**PROBLEM REQUIREMENTS**
Gather all lines from the material that contain the word "JSON".

**ITEMS**
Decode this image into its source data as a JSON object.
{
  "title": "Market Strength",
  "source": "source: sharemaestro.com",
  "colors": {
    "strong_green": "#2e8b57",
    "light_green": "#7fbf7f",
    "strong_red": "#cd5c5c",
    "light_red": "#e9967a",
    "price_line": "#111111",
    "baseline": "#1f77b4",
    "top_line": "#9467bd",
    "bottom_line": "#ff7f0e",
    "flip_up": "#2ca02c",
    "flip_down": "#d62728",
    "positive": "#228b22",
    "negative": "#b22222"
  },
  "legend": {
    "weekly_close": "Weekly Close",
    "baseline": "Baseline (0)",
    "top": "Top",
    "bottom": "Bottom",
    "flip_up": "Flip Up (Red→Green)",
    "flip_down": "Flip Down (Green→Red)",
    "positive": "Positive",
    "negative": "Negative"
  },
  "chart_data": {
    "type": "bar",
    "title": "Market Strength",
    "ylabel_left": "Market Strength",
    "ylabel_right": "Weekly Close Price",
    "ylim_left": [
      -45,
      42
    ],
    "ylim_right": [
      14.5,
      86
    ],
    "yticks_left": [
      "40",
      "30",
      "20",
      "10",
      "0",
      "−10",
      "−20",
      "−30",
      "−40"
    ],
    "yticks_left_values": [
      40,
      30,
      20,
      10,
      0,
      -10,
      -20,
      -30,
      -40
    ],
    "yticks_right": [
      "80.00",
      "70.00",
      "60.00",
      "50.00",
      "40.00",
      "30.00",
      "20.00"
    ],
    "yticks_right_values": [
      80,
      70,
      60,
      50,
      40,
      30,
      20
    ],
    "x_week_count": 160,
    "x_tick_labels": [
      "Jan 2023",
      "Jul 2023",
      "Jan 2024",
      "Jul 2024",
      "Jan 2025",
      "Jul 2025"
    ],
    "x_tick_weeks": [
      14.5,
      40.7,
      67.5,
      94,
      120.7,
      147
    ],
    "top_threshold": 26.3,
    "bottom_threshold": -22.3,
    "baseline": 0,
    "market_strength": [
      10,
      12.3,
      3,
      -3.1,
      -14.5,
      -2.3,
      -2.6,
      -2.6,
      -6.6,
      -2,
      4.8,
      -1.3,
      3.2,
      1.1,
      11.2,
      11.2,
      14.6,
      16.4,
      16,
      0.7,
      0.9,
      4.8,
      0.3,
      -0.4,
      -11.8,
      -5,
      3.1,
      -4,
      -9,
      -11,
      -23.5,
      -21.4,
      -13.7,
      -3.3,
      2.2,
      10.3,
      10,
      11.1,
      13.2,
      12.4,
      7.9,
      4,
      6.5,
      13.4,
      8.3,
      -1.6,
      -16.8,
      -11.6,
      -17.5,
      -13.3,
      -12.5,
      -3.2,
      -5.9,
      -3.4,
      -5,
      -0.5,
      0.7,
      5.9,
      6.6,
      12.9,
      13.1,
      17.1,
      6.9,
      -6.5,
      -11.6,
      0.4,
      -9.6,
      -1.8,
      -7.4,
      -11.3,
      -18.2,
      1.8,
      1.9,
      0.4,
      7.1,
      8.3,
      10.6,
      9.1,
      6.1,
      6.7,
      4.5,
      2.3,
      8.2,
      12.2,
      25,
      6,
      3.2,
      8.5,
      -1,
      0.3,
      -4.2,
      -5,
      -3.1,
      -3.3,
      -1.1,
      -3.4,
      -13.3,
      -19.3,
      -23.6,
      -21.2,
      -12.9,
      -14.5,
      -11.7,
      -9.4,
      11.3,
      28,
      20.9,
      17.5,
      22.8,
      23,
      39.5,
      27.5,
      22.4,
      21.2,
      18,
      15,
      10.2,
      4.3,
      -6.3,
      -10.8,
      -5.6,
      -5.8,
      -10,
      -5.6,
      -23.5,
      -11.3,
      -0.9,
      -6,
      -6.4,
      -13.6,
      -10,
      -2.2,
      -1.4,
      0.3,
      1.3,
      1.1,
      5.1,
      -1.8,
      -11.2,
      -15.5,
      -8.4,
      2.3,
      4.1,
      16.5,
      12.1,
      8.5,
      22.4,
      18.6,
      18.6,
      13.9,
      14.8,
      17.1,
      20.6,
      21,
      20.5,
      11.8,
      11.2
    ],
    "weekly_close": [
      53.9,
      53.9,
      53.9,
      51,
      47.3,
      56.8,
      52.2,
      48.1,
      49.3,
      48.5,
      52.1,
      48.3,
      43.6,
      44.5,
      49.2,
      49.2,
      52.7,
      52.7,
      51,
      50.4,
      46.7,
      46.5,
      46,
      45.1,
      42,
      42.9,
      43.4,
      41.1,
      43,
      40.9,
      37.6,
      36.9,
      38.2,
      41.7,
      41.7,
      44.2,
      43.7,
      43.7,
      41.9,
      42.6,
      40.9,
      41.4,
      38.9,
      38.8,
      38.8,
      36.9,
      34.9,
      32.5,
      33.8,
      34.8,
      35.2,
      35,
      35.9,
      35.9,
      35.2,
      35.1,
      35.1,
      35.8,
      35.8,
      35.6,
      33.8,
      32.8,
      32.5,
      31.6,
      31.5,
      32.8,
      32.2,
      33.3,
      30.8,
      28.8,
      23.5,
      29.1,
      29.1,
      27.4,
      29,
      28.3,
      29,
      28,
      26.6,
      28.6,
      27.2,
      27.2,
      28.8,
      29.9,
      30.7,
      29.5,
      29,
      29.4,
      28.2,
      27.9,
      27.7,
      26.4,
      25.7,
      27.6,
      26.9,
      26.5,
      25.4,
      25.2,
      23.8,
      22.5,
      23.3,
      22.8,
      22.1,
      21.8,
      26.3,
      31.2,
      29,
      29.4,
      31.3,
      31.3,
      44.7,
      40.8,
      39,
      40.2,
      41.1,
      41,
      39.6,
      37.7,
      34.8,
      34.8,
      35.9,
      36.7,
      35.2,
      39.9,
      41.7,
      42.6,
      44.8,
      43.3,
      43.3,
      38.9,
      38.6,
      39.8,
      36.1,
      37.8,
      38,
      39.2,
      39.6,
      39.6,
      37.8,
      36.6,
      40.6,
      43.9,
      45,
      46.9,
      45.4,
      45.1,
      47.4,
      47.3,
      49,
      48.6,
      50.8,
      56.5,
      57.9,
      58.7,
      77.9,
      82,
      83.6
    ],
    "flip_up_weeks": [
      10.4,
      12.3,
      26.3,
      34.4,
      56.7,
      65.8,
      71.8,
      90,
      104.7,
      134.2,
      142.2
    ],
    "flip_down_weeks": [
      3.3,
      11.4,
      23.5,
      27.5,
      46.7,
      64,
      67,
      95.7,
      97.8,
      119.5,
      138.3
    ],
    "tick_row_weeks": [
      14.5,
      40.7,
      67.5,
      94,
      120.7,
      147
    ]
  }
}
...
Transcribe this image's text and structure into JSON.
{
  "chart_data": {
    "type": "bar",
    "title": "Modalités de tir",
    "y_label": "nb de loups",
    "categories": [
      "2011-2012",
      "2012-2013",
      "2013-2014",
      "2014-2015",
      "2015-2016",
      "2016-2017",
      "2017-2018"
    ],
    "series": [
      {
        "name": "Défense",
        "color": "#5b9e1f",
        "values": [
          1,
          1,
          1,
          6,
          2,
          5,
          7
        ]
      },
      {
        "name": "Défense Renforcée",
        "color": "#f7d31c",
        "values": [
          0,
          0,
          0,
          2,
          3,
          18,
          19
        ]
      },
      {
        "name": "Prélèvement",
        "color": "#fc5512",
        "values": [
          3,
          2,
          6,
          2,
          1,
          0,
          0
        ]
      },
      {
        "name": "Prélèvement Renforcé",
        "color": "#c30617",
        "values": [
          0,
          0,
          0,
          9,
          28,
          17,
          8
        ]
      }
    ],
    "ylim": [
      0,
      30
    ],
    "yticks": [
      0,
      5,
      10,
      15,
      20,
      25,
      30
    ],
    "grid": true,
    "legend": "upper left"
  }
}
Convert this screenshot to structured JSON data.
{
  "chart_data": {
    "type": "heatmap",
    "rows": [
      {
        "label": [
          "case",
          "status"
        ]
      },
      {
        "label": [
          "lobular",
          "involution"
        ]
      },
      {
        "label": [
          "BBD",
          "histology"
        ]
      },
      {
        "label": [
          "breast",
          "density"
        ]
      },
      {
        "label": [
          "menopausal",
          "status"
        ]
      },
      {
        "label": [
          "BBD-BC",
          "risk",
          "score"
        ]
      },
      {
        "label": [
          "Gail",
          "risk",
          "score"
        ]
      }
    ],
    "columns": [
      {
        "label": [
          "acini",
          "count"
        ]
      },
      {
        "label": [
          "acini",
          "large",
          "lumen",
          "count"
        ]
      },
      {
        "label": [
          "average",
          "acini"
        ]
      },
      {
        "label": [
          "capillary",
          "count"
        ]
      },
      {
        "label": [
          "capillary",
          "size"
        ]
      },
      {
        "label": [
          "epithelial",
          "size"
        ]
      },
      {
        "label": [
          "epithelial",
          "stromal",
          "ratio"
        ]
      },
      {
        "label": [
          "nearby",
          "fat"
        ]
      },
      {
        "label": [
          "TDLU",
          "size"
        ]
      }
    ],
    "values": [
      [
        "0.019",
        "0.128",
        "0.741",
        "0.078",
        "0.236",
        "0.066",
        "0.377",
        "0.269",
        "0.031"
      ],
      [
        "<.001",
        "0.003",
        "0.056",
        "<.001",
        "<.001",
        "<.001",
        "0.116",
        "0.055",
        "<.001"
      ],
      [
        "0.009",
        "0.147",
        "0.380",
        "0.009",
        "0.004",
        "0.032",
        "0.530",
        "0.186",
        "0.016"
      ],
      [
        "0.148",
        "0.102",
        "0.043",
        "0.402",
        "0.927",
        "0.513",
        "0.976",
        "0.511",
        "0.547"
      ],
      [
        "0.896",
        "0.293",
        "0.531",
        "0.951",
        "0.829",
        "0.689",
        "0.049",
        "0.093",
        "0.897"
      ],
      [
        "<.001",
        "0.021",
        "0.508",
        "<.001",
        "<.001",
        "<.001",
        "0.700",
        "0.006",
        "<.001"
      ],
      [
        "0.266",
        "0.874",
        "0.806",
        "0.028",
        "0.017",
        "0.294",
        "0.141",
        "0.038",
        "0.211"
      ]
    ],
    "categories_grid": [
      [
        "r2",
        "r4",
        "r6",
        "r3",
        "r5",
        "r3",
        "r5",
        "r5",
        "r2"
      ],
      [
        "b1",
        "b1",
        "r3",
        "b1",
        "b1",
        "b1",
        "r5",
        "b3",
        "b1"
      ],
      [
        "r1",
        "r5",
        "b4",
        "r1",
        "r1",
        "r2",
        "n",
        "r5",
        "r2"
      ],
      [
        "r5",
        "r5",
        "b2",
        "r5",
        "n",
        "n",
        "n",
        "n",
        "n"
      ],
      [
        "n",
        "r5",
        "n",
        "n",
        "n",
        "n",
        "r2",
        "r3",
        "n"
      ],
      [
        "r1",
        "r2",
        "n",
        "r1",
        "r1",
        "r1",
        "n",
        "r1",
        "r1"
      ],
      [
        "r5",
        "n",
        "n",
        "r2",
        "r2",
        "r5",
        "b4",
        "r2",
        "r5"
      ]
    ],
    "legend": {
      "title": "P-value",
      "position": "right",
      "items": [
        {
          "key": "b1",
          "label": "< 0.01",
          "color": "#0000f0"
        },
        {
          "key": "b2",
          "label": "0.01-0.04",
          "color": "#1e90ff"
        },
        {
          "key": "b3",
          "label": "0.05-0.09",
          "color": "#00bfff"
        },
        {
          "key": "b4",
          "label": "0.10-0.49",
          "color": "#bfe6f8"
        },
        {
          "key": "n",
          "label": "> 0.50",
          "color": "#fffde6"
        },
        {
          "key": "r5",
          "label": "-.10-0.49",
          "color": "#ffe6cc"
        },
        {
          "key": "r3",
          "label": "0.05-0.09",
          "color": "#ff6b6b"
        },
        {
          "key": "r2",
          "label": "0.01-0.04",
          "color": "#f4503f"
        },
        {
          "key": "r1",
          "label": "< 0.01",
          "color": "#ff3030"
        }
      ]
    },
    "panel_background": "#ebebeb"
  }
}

**WRITTEN REPLY**
Decode this image into its source data as a JSON object.
Transcribe this image's text and structure into JSON.
Convert this screenshot to structured JSON data.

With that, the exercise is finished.